━━━ INPUT ━━━

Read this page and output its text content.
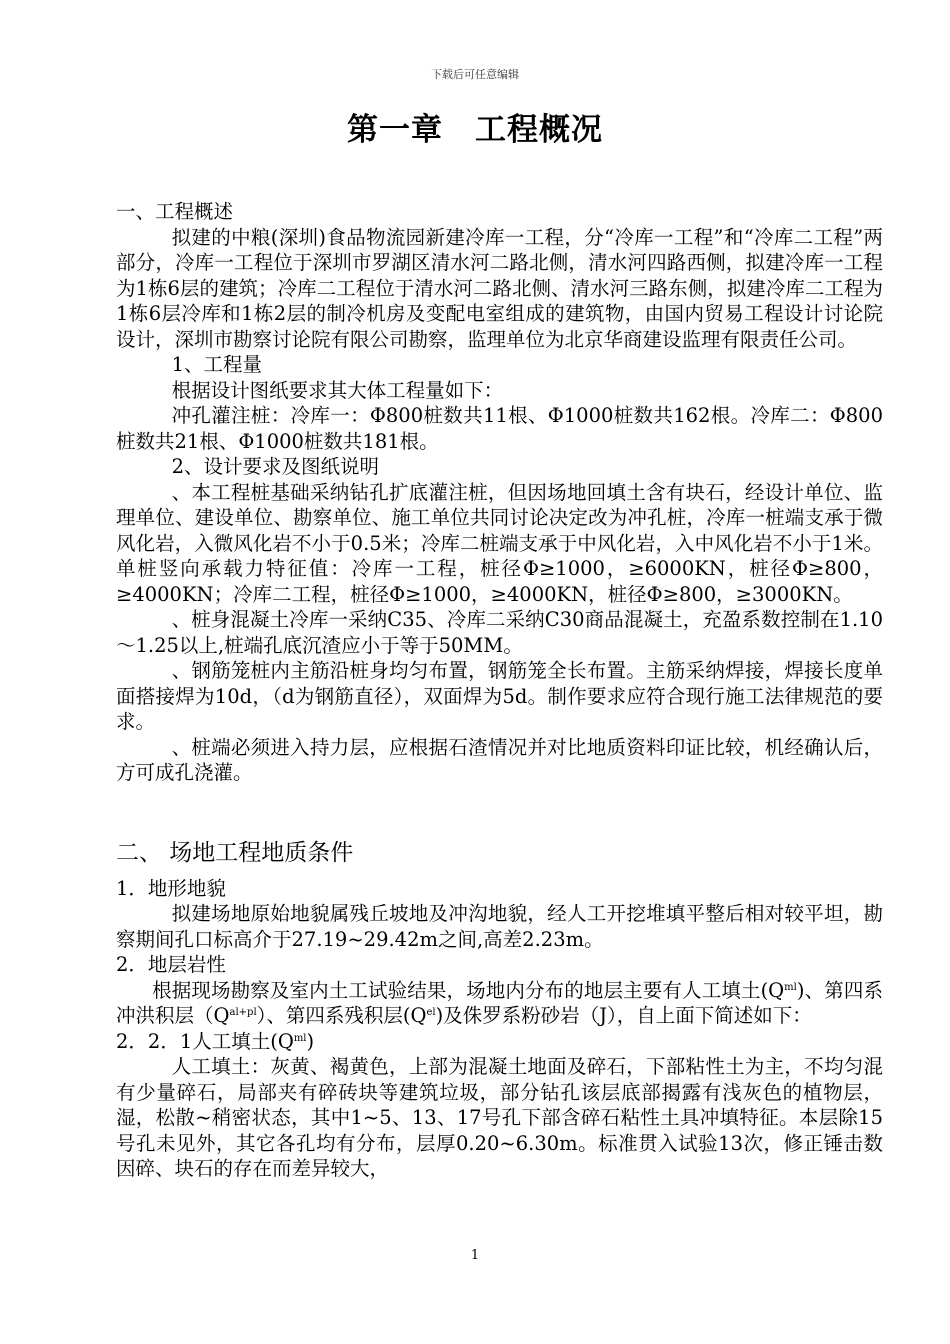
下载后可任意编辑
第一章　工程概况

一、工程概述

拟建的中粮(深圳)食品物流园新建冷库一工程，分“冷库一工程”和“冷库二工程”两部分，冷库一工程位于深圳市罗湖区清水河二路北侧，清水河四路西侧，拟建冷库一工程为1栋6层的建筑；冷库二工程位于清水河二路北侧、清水河三路东侧，拟建冷库二工程为1栋6层冷库和1栋2层的制冷机房及变配电室组成的建筑物，由国内贸易工程设计讨论院设计，深圳市勘察讨论院有限公司勘察，监理单位为北京华商建设监理有限责任公司。

1、工程量

根据设计图纸要求其大体工程量如下：

冲孔灌注桩：冷库一：Φ800桩数共11根、Φ1000桩数共162根。冷库二：Φ800桩数共21根、Φ1000桩数共181根。

2、设计要求及图纸说明

、本工程桩基础采纳钻孔扩底灌注桩，但因场地回填土含有块石，经设计单位、监理单位、建设单位、勘察单位、施工单位共同讨论决定改为冲孔桩，冷库一桩端支承于微风化岩，入微风化岩不小于0.5米；冷库二桩端支承于中风化岩，入中风化岩不小于1米。单桩竖向承载力特征值：冷库一工程，桩径Φ≥1000，≥6000KN，桩径Φ≥800，≥4000KN；冷库二工程，桩径Φ≥1000，≥4000KN，桩径Φ≥800，≥3000KN。

、桩身混凝土冷库一采纳C35、冷库二采纳C30商品混凝土，充盈系数控制在1.10～1.25以上,桩端孔底沉渣应小于等于50MM。

、钢筋笼桩内主筋沿桩身均匀布置，钢筋笼全长布置。主筋采纳焊接，焊接长度单面搭接焊为10d，（d为钢筋直径），双面焊为5d。制作要求应符合现行施工法律规范的要求。

、桩端必须进入持力层，应根据石渣情况并对比地质资料印证比较，机经确认后，方可成孔浇灌。

二、 场地工程地质条件

1．地形地貌

拟建场地原始地貌属残丘坡地及冲沟地貌，经人工开挖堆填平整后相对较平坦，勘察期间孔口标高介于27.19~29.42m之间,高差2.23m。

2．地层岩性

根据现场勘察及室内土工试验结果，场地内分布的地层主要有人工填土$(Q^{ml})$、第四系冲洪积层$(Q^{al+pl})$、第四系残积层$(Q^{el})$及侏罗系粉砂岩（J），自上面下简述如下：

2．2．1人工填土$(Q^{ml})$

人工填土：灰黄、褐黄色，上部为混凝土地面及碎石，下部粘性土为主，不均匀混有少量碎石，局部夹有碎砖块等建筑垃圾，部分钻孔该层底部揭露有浅灰色的植物层，湿，松散~稍密状态，其中1~5、13、17号孔下部含碎石粘性土具冲填特征。本层除15号孔未见外，其它各孔均有分布，层厚0.20~6.30m。标准贯入试验13次，修正锤击数因碎、块石的存在而差异较大，

1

━━━

Every record must be copied exactly, with images dropped from the result.

## WRITTEN RESPONSE
Read this page and output its text content.
下载后可任意编辑
第一章　工程概况

一、工程概述

拟建的中粮(深圳)食品物流园新建冷库一工程，分“冷库一工程”和“冷库二工程”两部分，冷库一工程位于深圳市罗湖区清水河二路北侧，清水河四路西侧，拟建冷库一工程为1栋6层的建筑；冷库二工程位于清水河二路北侧、清水河三路东侧，拟建冷库二工程为1栋6层冷库和1栋2层的制冷机房及变配电室组成的建筑物，由国内贸易工程设计讨论院设计，深圳市勘察讨论院有限公司勘察，监理单位为北京华商建设监理有限责任公司。

1、工程量

根据设计图纸要求其大体工程量如下：

冲孔灌注桩：冷库一：Φ800桩数共11根、Φ1000桩数共162根。冷库二：Φ800桩数共21根、Φ1000桩数共181根。

2、设计要求及图纸说明

、本工程桩基础采纳钻孔扩底灌注桩，但因场地回填土含有块石，经设计单位、监理单位、建设单位、勘察单位、施工单位共同讨论决定改为冲孔桩，冷库一桩端支承于微风化岩，入微风化岩不小于0.5米；冷库二桩端支承于中风化岩，入中风化岩不小于1米。单桩竖向承载力特征值：冷库一工程，桩径Φ≥1000，≥6000KN，桩径Φ≥800，≥4000KN；冷库二工程，桩径Φ≥1000，≥4000KN，桩径Φ≥800，≥3000KN。

、桩身混凝土冷库一采纳C35、冷库二采纳C30商品混凝土，充盈系数控制在1.10～1.25以上,桩端孔底沉渣应小于等于50MM。

、钢筋笼桩内主筋沿桩身均匀布置，钢筋笼全长布置。主筋采纳焊接，焊接长度单面搭接焊为10d，（d为钢筋直径），双面焊为5d。制作要求应符合现行施工法律规范的要求。

、桩端必须进入持力层，应根据石渣情况并对比地质资料印证比较，机经确认后，方可成孔浇灌。

二、 场地工程地质条件

1．地形地貌

拟建场地原始地貌属残丘坡地及冲沟地貌，经人工开挖堆填平整后相对较平坦，勘察期间孔口标高介于27.19~29.42m之间,高差2.23m。

2．地层岩性

根据现场勘察及室内土工试验结果，场地内分布的地层主要有人工填土$(Q^{ml})$、第四系冲洪积层$(Q^{al+pl})$、第四系残积层$(Q^{el})$及侏罗系粉砂岩（J），自上面下简述如下：

2．2．1人工填土$(Q^{ml})$

人工填土：灰黄、褐黄色，上部为混凝土地面及碎石，下部粘性土为主，不均匀混有少量碎石，局部夹有碎砖块等建筑垃圾，部分钻孔该层底部揭露有浅灰色的植物层，湿，松散~稍密状态，其中1~5、13、17号孔下部含碎石粘性土具冲填特征。本层除15号孔未见外，其它各孔均有分布，层厚0.20~6.30m。标准贯入试验13次，修正锤击数因碎、块石的存在而差异较大，

1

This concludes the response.